-------- Records shown --------

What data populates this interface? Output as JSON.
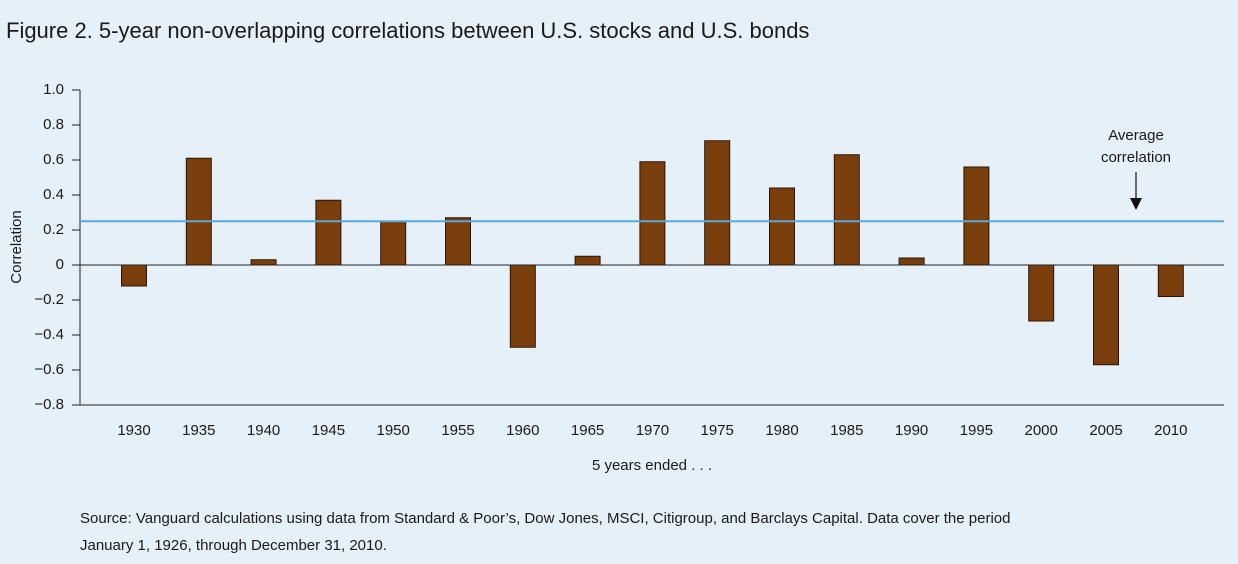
{
  "chart_data": {
    "type": "bar",
    "title": "Figure 2. 5-year non-overlapping correlations between U.S. stocks and U.S. bonds",
    "ylabel": "Correlation",
    "xlabel": "5 years ended . . .",
    "categories": [
      "1930",
      "1935",
      "1940",
      "1945",
      "1950",
      "1955",
      "1960",
      "1965",
      "1970",
      "1975",
      "1980",
      "1985",
      "1990",
      "1995",
      "2000",
      "2005",
      "2010"
    ],
    "values": [
      -0.12,
      0.61,
      0.03,
      0.37,
      0.25,
      0.27,
      -0.47,
      0.05,
      0.59,
      0.71,
      0.44,
      0.63,
      0.04,
      0.56,
      -0.32,
      -0.57,
      -0.18
    ],
    "color": "#7a3e0c",
    "ylim": [
      -0.8,
      1
    ],
    "yticks": [
      {
        "value": 1,
        "label": "1.0"
      },
      0.8,
      0.6,
      0.4,
      0.2,
      0,
      {
        "value": -0.2,
        "label": "−0.2"
      },
      {
        "value": -0.4,
        "label": "−0.4"
      },
      {
        "value": -0.6,
        "label": "−0.6"
      },
      {
        "value": -0.8,
        "label": "−0.8"
      }
    ],
    "average": 0.25,
    "average_color": "#5aaad8",
    "average_label": [
      "Average",
      "correlation"
    ],
    "source": [
      "Source: Vanguard calculations using data from Standard & Poor’s, Dow Jones, MSCI, Citigroup, and Barclays Capital. Data cover the period",
      "January 1, 1926, through December 31, 2010."
    ]
  }
}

--------

■ What you should do
Transcribe the whole listing exactly. Pictures are excluded.

■ Solution for this exercise
What data populates this interface? Output as JSON.
{
  "chart_data": {
    "type": "bar",
    "title": "Figure 2. 5-year non-overlapping correlations between U.S. stocks and U.S. bonds",
    "ylabel": "Correlation",
    "xlabel": "5 years ended . . .",
    "categories": [
      "1930",
      "1935",
      "1940",
      "1945",
      "1950",
      "1955",
      "1960",
      "1965",
      "1970",
      "1975",
      "1980",
      "1985",
      "1990",
      "1995",
      "2000",
      "2005",
      "2010"
    ],
    "values": [
      -0.12,
      0.61,
      0.03,
      0.37,
      0.25,
      0.27,
      -0.47,
      0.05,
      0.59,
      0.71,
      0.44,
      0.63,
      0.04,
      0.56,
      -0.32,
      -0.57,
      -0.18
    ],
    "color": "#7a3e0c",
    "ylim": [
      -0.8,
      1
    ],
    "yticks": [
      {
        "value": 1,
        "label": "1.0"
      },
      0.8,
      0.6,
      0.4,
      0.2,
      0,
      {
        "value": -0.2,
        "label": "−0.2"
      },
      {
        "value": -0.4,
        "label": "−0.4"
      },
      {
        "value": -0.6,
        "label": "−0.6"
      },
      {
        "value": -0.8,
        "label": "−0.8"
      }
    ],
    "average": 0.25,
    "average_color": "#5aaad8",
    "average_label": [
      "Average",
      "correlation"
    ],
    "source": [
      "Source: Vanguard calculations using data from Standard & Poor’s, Dow Jones, MSCI, Citigroup, and Barclays Capital. Data cover the period",
      "January 1, 1926, through December 31, 2010."
    ]
  }
}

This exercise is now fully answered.